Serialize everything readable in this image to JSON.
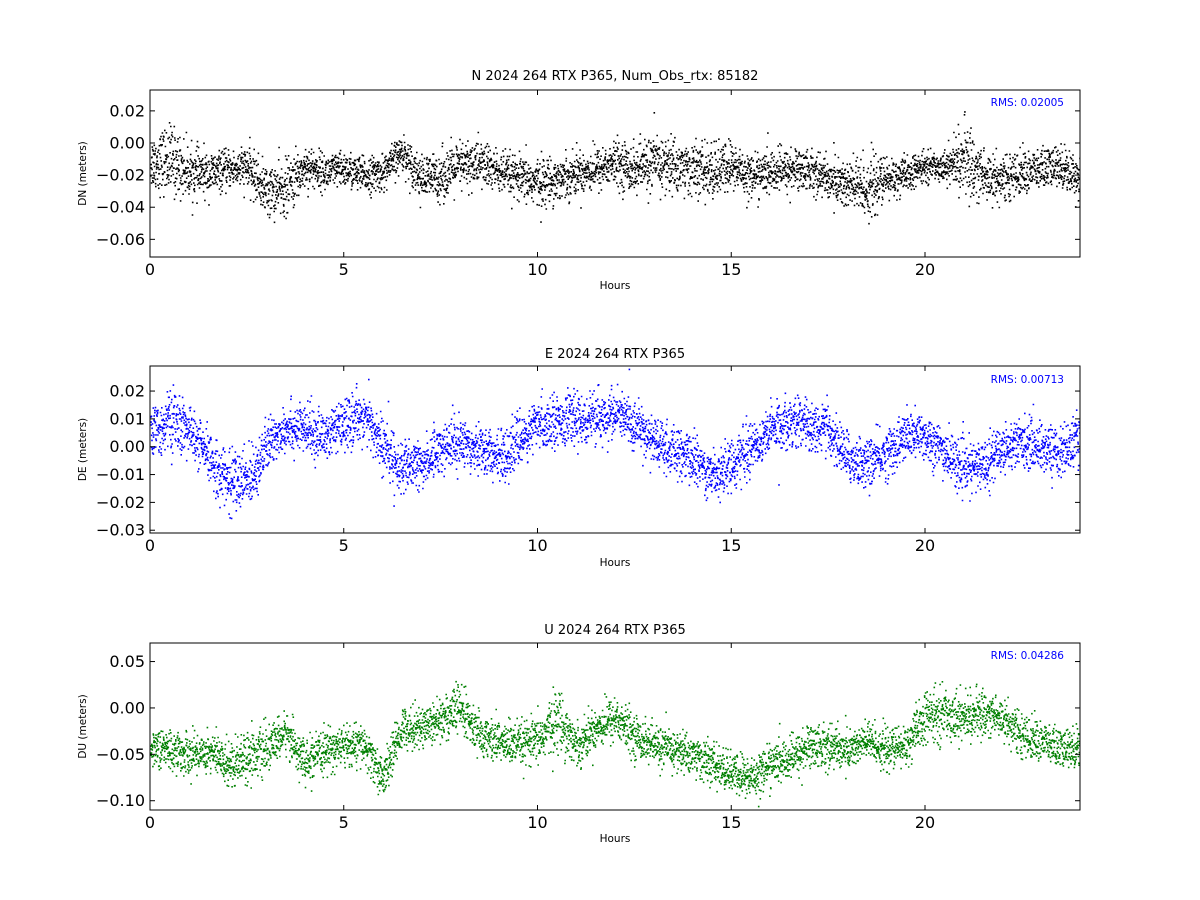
{
  "chart_data": [
    {
      "type": "scatter",
      "title": "N 2024 264 RTX  P365, Num_Obs_rtx: 85182",
      "xlabel": "Hours",
      "ylabel": "DN (meters)",
      "xlim": [
        0,
        24
      ],
      "ylim": [
        -0.071,
        0.033
      ],
      "xticks": [
        0,
        5,
        10,
        15,
        20
      ],
      "yticks": [
        0.02,
        0.0,
        -0.02,
        -0.04,
        -0.06
      ],
      "ytick_labels": [
        "0.02",
        "0.00",
        "−0.02",
        "−0.04",
        "−0.06"
      ],
      "grid": false,
      "color": "#000000",
      "annotation": "RMS:  0.02005",
      "annotation_color": "#0000ff",
      "series": [
        {
          "x": [
            0,
            0.5,
            1,
            1.5,
            2,
            2.5,
            3,
            3.5,
            4,
            4.5,
            5,
            5.5,
            6,
            6.5,
            7,
            7.5,
            8,
            8.5,
            9,
            9.5,
            10,
            10.5,
            11,
            11.5,
            12,
            12.5,
            13,
            13.5,
            14,
            14.5,
            15,
            15.5,
            16,
            16.5,
            17,
            17.5,
            18,
            18.5,
            19,
            19.5,
            20,
            20.5,
            21,
            21.5,
            22,
            22.5,
            23,
            23.5,
            24
          ],
          "mean": [
            -0.012,
            -0.01,
            -0.018,
            -0.019,
            -0.016,
            -0.015,
            -0.03,
            -0.028,
            -0.014,
            -0.018,
            -0.016,
            -0.02,
            -0.018,
            -0.005,
            -0.022,
            -0.02,
            -0.014,
            -0.012,
            -0.018,
            -0.022,
            -0.024,
            -0.022,
            -0.018,
            -0.016,
            -0.012,
            -0.016,
            -0.012,
            -0.014,
            -0.016,
            -0.018,
            -0.014,
            -0.02,
            -0.018,
            -0.016,
            -0.016,
            -0.022,
            -0.026,
            -0.028,
            -0.022,
            -0.02,
            -0.014,
            -0.014,
            -0.01,
            -0.02,
            -0.022,
            -0.018,
            -0.016,
            -0.014,
            -0.022
          ],
          "spread": [
            0.014,
            0.02,
            0.014,
            0.012,
            0.01,
            0.012,
            0.014,
            0.016,
            0.012,
            0.01,
            0.01,
            0.01,
            0.01,
            0.01,
            0.012,
            0.014,
            0.014,
            0.014,
            0.012,
            0.012,
            0.014,
            0.012,
            0.012,
            0.012,
            0.012,
            0.014,
            0.016,
            0.016,
            0.014,
            0.016,
            0.014,
            0.012,
            0.012,
            0.012,
            0.012,
            0.012,
            0.016,
            0.018,
            0.012,
            0.01,
            0.008,
            0.008,
            0.02,
            0.016,
            0.012,
            0.012,
            0.012,
            0.012,
            0.012
          ]
        }
      ]
    },
    {
      "type": "scatter",
      "title": "E 2024 264 RTX  P365",
      "xlabel": "Hours",
      "ylabel": "DE (meters)",
      "xlim": [
        0,
        24
      ],
      "ylim": [
        -0.031,
        0.029
      ],
      "xticks": [
        0,
        5,
        10,
        15,
        20
      ],
      "yticks": [
        0.02,
        0.01,
        0.0,
        -0.01,
        -0.02,
        -0.03
      ],
      "ytick_labels": [
        "0.02",
        "0.01",
        "0.00",
        "−0.01",
        "−0.02",
        "−0.03"
      ],
      "grid": false,
      "color": "#0000ff",
      "annotation": "RMS:  0.00713",
      "annotation_color": "#0000ff",
      "series": [
        {
          "x": [
            0,
            0.5,
            1,
            1.5,
            2,
            2.5,
            3,
            3.5,
            4,
            4.5,
            5,
            5.5,
            6,
            6.5,
            7,
            7.5,
            8,
            8.5,
            9,
            9.5,
            10,
            10.5,
            11,
            11.5,
            12,
            12.5,
            13,
            13.5,
            14,
            14.5,
            15,
            15.5,
            16,
            16.5,
            17,
            17.5,
            18,
            18.5,
            19,
            19.5,
            20,
            20.5,
            21,
            21.5,
            22,
            22.5,
            23,
            23.5,
            24
          ],
          "mean": [
            0.004,
            0.01,
            0.006,
            -0.004,
            -0.012,
            -0.012,
            0.0,
            0.008,
            0.006,
            0.004,
            0.008,
            0.012,
            0.0,
            -0.008,
            -0.006,
            0.0,
            0.002,
            0.0,
            -0.004,
            0.002,
            0.008,
            0.01,
            0.01,
            0.01,
            0.012,
            0.008,
            0.002,
            -0.002,
            -0.004,
            -0.01,
            -0.006,
            0.0,
            0.006,
            0.01,
            0.008,
            0.006,
            -0.004,
            -0.006,
            -0.002,
            0.004,
            0.004,
            -0.002,
            -0.008,
            -0.006,
            0.0,
            0.002,
            0.0,
            -0.002,
            0.004
          ],
          "spread": [
            0.008,
            0.01,
            0.008,
            0.008,
            0.01,
            0.01,
            0.008,
            0.008,
            0.008,
            0.008,
            0.008,
            0.008,
            0.01,
            0.008,
            0.008,
            0.008,
            0.008,
            0.008,
            0.008,
            0.008,
            0.008,
            0.008,
            0.008,
            0.008,
            0.008,
            0.008,
            0.008,
            0.008,
            0.008,
            0.008,
            0.008,
            0.008,
            0.008,
            0.008,
            0.008,
            0.008,
            0.008,
            0.008,
            0.008,
            0.008,
            0.008,
            0.008,
            0.008,
            0.008,
            0.008,
            0.008,
            0.008,
            0.008,
            0.008
          ]
        }
      ]
    },
    {
      "type": "scatter",
      "title": "U 2024 264 RTX  P365",
      "xlabel": "Hours",
      "ylabel": "DU (meters)",
      "xlim": [
        0,
        24
      ],
      "ylim": [
        -0.11,
        0.07
      ],
      "xticks": [
        0,
        5,
        10,
        15,
        20
      ],
      "yticks": [
        0.05,
        0.0,
        -0.05,
        -0.1
      ],
      "ytick_labels": [
        "0.05",
        "0.00",
        "−0.05",
        "−0.10"
      ],
      "grid": false,
      "color": "#008000",
      "annotation": "RMS:  0.04286",
      "annotation_color": "#0000ff",
      "series": [
        {
          "x": [
            0,
            0.5,
            1,
            1.5,
            2,
            2.5,
            3,
            3.5,
            4,
            4.5,
            5,
            5.5,
            6,
            6.5,
            7,
            7.5,
            8,
            8.5,
            9,
            9.5,
            10,
            10.5,
            11,
            11.5,
            12,
            12.5,
            13,
            13.5,
            14,
            14.5,
            15,
            15.5,
            16,
            16.5,
            17,
            17.5,
            18,
            18.5,
            19,
            19.5,
            20,
            20.5,
            21,
            21.5,
            22,
            22.5,
            23,
            23.5,
            24
          ],
          "mean": [
            -0.04,
            -0.045,
            -0.05,
            -0.045,
            -0.06,
            -0.05,
            -0.045,
            -0.025,
            -0.06,
            -0.045,
            -0.04,
            -0.04,
            -0.075,
            -0.02,
            -0.02,
            -0.01,
            0.0,
            -0.03,
            -0.035,
            -0.04,
            -0.035,
            -0.01,
            -0.04,
            -0.02,
            -0.01,
            -0.03,
            -0.04,
            -0.045,
            -0.05,
            -0.06,
            -0.07,
            -0.075,
            -0.06,
            -0.055,
            -0.04,
            -0.04,
            -0.045,
            -0.035,
            -0.045,
            -0.04,
            -0.01,
            -0.005,
            -0.01,
            -0.005,
            -0.01,
            -0.03,
            -0.035,
            -0.045,
            -0.04
          ],
          "spread": [
            0.018,
            0.02,
            0.02,
            0.02,
            0.022,
            0.025,
            0.02,
            0.02,
            0.02,
            0.02,
            0.02,
            0.02,
            0.02,
            0.02,
            0.02,
            0.022,
            0.025,
            0.02,
            0.02,
            0.022,
            0.022,
            0.03,
            0.02,
            0.02,
            0.022,
            0.02,
            0.02,
            0.02,
            0.02,
            0.02,
            0.02,
            0.022,
            0.02,
            0.02,
            0.022,
            0.022,
            0.02,
            0.02,
            0.02,
            0.02,
            0.025,
            0.025,
            0.022,
            0.022,
            0.02,
            0.02,
            0.02,
            0.02,
            0.02
          ]
        }
      ]
    }
  ]
}
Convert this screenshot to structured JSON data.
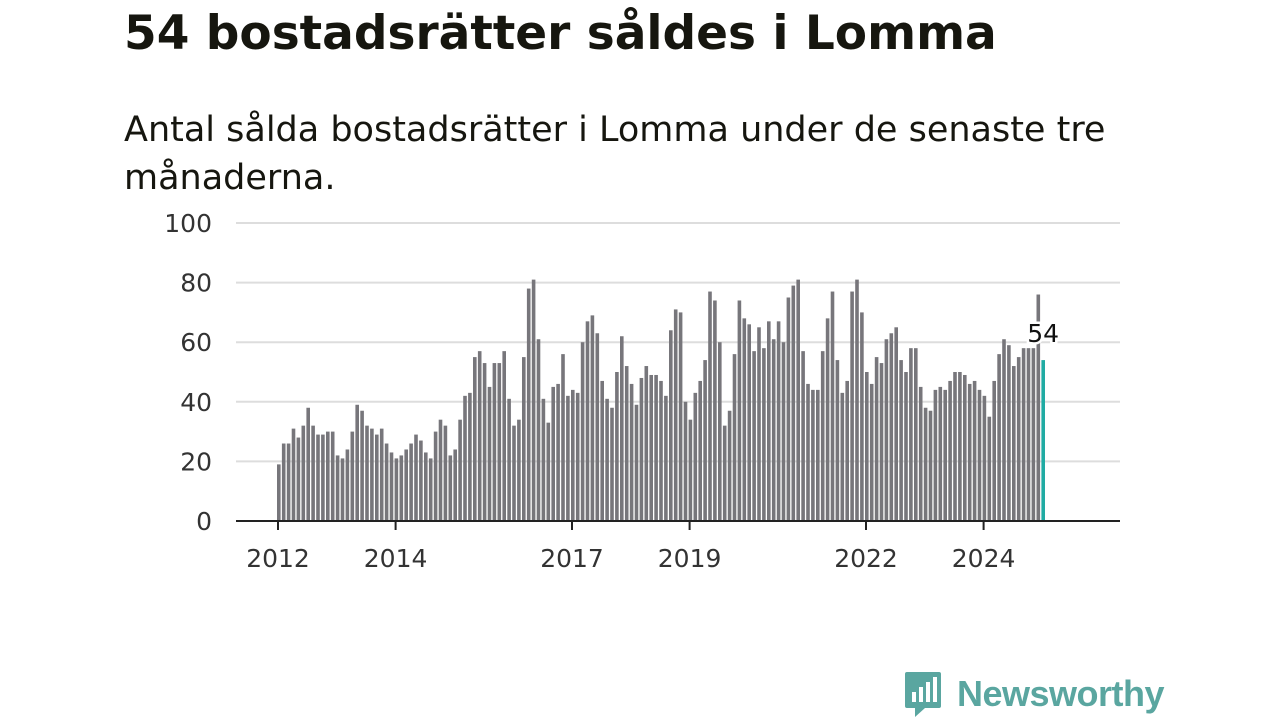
{
  "title": "54 bostadsrätter såldes i Lomma",
  "subtitle": "Antal sålda bostadsrätter i Lomma under de senaste tre månaderna.",
  "brand": {
    "name": "Newsworthy",
    "icon": "newsworthy-logo-icon",
    "color": "#5aa6a0"
  },
  "chart_data": {
    "type": "bar",
    "ylim": [
      0,
      100
    ],
    "y_ticks": [
      0,
      20,
      40,
      60,
      80,
      100
    ],
    "x_ticks": [
      "2012",
      "2014",
      "2017",
      "2019",
      "2022",
      "2024"
    ],
    "grid": true,
    "bar_color": "#77767b",
    "highlight_color": "#20aba3",
    "highlight_label": "54",
    "values": [
      19,
      26,
      26,
      31,
      28,
      32,
      38,
      32,
      29,
      29,
      30,
      30,
      22,
      21,
      24,
      30,
      39,
      37,
      32,
      31,
      29,
      31,
      26,
      23,
      21,
      22,
      24,
      26,
      29,
      27,
      23,
      21,
      30,
      34,
      32,
      22,
      24,
      34,
      42,
      43,
      55,
      57,
      53,
      45,
      53,
      53,
      57,
      41,
      32,
      34,
      55,
      78,
      81,
      61,
      41,
      33,
      45,
      46,
      56,
      42,
      44,
      43,
      60,
      67,
      69,
      63,
      47,
      41,
      38,
      50,
      62,
      52,
      46,
      39,
      48,
      52,
      49,
      49,
      47,
      42,
      64,
      71,
      70,
      40,
      34,
      43,
      47,
      54,
      77,
      74,
      60,
      32,
      37,
      56,
      74,
      68,
      66,
      57,
      65,
      58,
      67,
      61,
      67,
      60,
      75,
      79,
      81,
      57,
      46,
      44,
      44,
      57,
      68,
      77,
      54,
      43,
      47,
      77,
      81,
      70,
      50,
      46,
      55,
      53,
      61,
      63,
      65,
      54,
      50,
      58,
      58,
      45,
      38,
      37,
      44,
      45,
      44,
      47,
      50,
      50,
      49,
      46,
      47,
      44,
      42,
      35,
      47,
      56,
      61,
      59,
      52,
      55,
      58,
      58,
      58,
      76,
      54
    ]
  }
}
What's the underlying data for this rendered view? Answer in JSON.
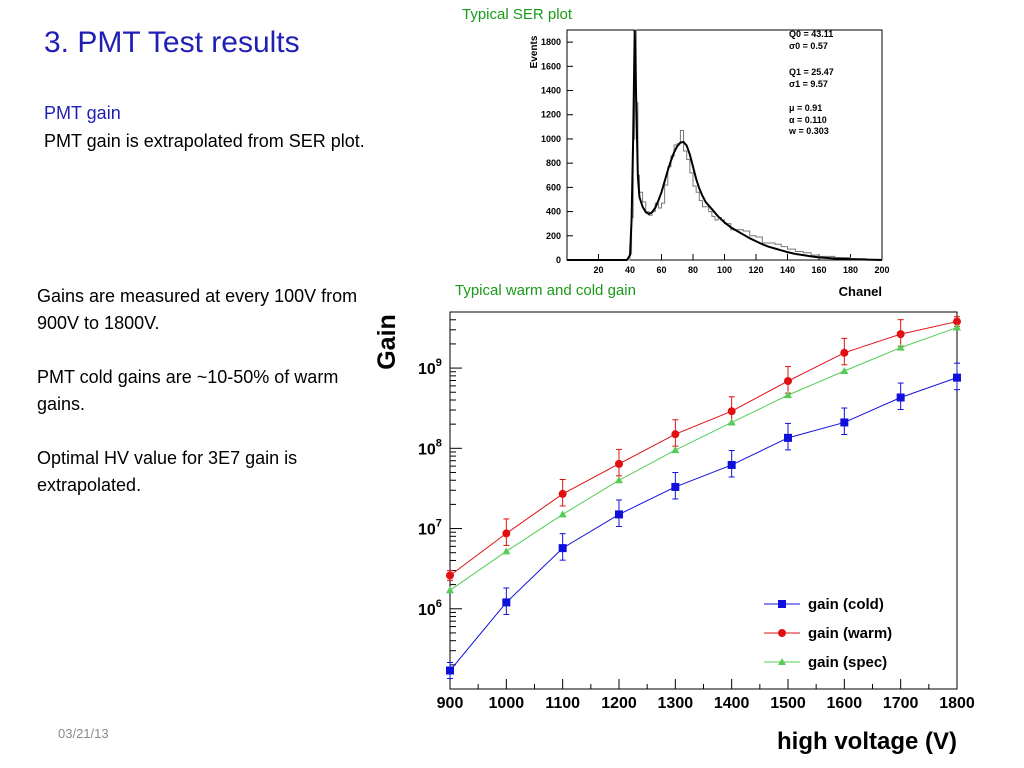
{
  "slide": {
    "title": "3. PMT Test results",
    "subtitle": "PMT gain",
    "intro": "PMT gain is extrapolated from SER plot.",
    "bullets": [
      "Gains are measured at every 100V from 900V to 1800V.",
      "PMT cold gains are ~10-50% of warm gains.",
      "Optimal HV value for 3E7 gain is extrapolated."
    ],
    "date": "03/21/13",
    "ser_caption": "Typical SER plot",
    "gain_caption": "Typical warm and cold gain"
  },
  "chart_data": [
    {
      "type": "line",
      "title": "",
      "xlabel": "Chanel",
      "ylabel": "Events",
      "xlim": [
        0,
        200
      ],
      "ylim": [
        0,
        1900
      ],
      "xticks": [
        20,
        40,
        60,
        80,
        100,
        120,
        140,
        160,
        180,
        200
      ],
      "yticks": [
        0,
        200,
        400,
        600,
        800,
        1000,
        1200,
        1400,
        1600,
        1800
      ],
      "grid": false,
      "fit_params": [
        "Q0 = 43.11",
        "σ0 = 0.57",
        "Q1 = 25.47",
        "σ1 = 9.57",
        "μ = 0.91",
        "α = 0.110",
        "w = 0.303"
      ],
      "series": [
        {
          "x": [
            0,
            38,
            40,
            41,
            42,
            43,
            44,
            45,
            46,
            48,
            50,
            52,
            54,
            56,
            58,
            60,
            62,
            64,
            66,
            68,
            70,
            72,
            74,
            76,
            78,
            80,
            82,
            84,
            86,
            88,
            90,
            92,
            94,
            96,
            98,
            100,
            104,
            108,
            112,
            116,
            120,
            124,
            128,
            132,
            136,
            140,
            145,
            150,
            155,
            160,
            170,
            180,
            190,
            200
          ],
          "values": [
            0,
            0,
            50,
            350,
            1000,
            1900,
            1300,
            700,
            560,
            480,
            400,
            370,
            400,
            470,
            430,
            470,
            620,
            770,
            860,
            950,
            960,
            1070,
            900,
            830,
            720,
            610,
            560,
            490,
            440,
            440,
            400,
            360,
            330,
            350,
            330,
            300,
            250,
            250,
            240,
            200,
            190,
            140,
            140,
            130,
            110,
            90,
            70,
            60,
            40,
            30,
            20,
            10,
            5,
            0
          ]
        },
        {
          "x": [
            0,
            38,
            40,
            41,
            42,
            43,
            44,
            45,
            46,
            48,
            50,
            52,
            54,
            56,
            58,
            60,
            62,
            64,
            66,
            68,
            70,
            72,
            74,
            76,
            78,
            80,
            82,
            84,
            86,
            88,
            90,
            92,
            94,
            96,
            98,
            100,
            104,
            108,
            112,
            116,
            120,
            124,
            128,
            132,
            136,
            140,
            145,
            150,
            155,
            160,
            170,
            180,
            190,
            200
          ],
          "values": [
            0,
            0,
            40,
            330,
            1000,
            1900,
            1280,
            690,
            520,
            440,
            395,
            380,
            395,
            430,
            490,
            560,
            650,
            740,
            820,
            890,
            940,
            970,
            975,
            945,
            870,
            770,
            670,
            590,
            530,
            480,
            450,
            420,
            390,
            360,
            335,
            310,
            270,
            240,
            210,
            180,
            155,
            130,
            110,
            95,
            80,
            65,
            50,
            40,
            30,
            22,
            12,
            7,
            3,
            0
          ]
        }
      ]
    },
    {
      "type": "line",
      "title": "",
      "xlabel": "high voltage (V)",
      "ylabel": "Gain",
      "log_y": true,
      "xlim": [
        900,
        1800
      ],
      "ylim": [
        100000,
        5000000000
      ],
      "xticks": [
        900,
        1000,
        1100,
        1200,
        1300,
        1400,
        1500,
        1600,
        1700,
        1800
      ],
      "yticks": [
        {
          "value": 1000000,
          "base": "10",
          "exp": "6"
        },
        {
          "value": 10000000,
          "base": "10",
          "exp": "7"
        },
        {
          "value": 100000000,
          "base": "10",
          "exp": "8"
        },
        {
          "value": 1000000000,
          "base": "10",
          "exp": "9"
        }
      ],
      "grid": false,
      "legend_position": "bottom-right",
      "x": [
        900,
        1000,
        1100,
        1200,
        1300,
        1400,
        1500,
        1600,
        1700,
        1800
      ],
      "series": [
        {
          "name": "gain (cold)",
          "color": "#1010dd",
          "marker": "square",
          "values": [
            170000,
            1200000,
            5700000,
            15000000,
            33000000,
            62000000,
            135000000,
            210000000,
            430000000,
            760000000
          ],
          "err_up": [
            0.1,
            0.18,
            0.18,
            0.18,
            0.18,
            0.18,
            0.18,
            0.18,
            0.18,
            0.18
          ],
          "err_down": [
            0.1,
            0.15,
            0.15,
            0.15,
            0.15,
            0.15,
            0.15,
            0.15,
            0.15,
            0.15
          ]
        },
        {
          "name": "gain (warm)",
          "color": "#e01010",
          "marker": "circle",
          "values": [
            2600000,
            8700000,
            27000000,
            64000000,
            150000000,
            290000000,
            690000000,
            1550000000,
            2650000000,
            3800000000
          ],
          "err_up": [
            0.06,
            0.18,
            0.18,
            0.18,
            0.18,
            0.18,
            0.18,
            0.18,
            0.18,
            0.06
          ],
          "err_down": [
            0.06,
            0.15,
            0.15,
            0.15,
            0.15,
            0.15,
            0.15,
            0.15,
            0.15,
            0.06
          ]
        },
        {
          "name": "gain (spec)",
          "color": "#55cc55",
          "marker": "triangle",
          "values": [
            1700000,
            5200000,
            15000000,
            40000000,
            95000000,
            210000000,
            460000000,
            920000000,
            1800000000,
            3200000000
          ]
        }
      ]
    }
  ]
}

Challenge
Pick out all lines containing the string "JSON".

Result of this exercise
Serialize everything readable in this image to JSON.
Convert this screenshot to structured JSON data.
What's the underlying data for this rendered view? Answer in JSON.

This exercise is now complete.